RECORDS FOR THE EXERCISE:
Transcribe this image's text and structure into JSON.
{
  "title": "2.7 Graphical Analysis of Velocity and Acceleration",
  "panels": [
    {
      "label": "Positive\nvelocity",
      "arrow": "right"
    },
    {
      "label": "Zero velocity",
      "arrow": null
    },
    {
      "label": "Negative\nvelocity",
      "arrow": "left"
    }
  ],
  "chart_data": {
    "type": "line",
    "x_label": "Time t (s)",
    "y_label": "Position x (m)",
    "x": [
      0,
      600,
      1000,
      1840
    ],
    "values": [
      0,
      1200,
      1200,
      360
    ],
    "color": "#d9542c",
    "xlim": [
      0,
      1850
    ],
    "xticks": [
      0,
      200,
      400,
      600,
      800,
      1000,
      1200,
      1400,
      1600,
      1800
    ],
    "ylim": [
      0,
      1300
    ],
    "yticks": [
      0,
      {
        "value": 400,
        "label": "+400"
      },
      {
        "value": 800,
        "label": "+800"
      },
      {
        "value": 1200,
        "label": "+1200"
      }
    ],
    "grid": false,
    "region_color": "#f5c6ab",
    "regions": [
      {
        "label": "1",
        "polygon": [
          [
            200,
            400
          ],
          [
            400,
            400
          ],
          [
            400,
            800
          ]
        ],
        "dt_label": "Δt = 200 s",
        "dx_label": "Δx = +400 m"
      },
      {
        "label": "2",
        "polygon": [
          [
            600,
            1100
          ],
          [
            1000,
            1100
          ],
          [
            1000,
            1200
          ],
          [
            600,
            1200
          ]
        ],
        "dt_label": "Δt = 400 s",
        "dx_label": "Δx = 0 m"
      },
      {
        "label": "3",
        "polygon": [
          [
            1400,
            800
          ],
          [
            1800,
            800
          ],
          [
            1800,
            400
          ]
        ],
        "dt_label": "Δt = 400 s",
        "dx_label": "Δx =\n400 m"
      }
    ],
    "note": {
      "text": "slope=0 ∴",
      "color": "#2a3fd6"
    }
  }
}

INSTRUCTIONS FOR THE TASK: Count how many lines contain "nvelocity" and give only that count.

WRITTEN ANSWER: 2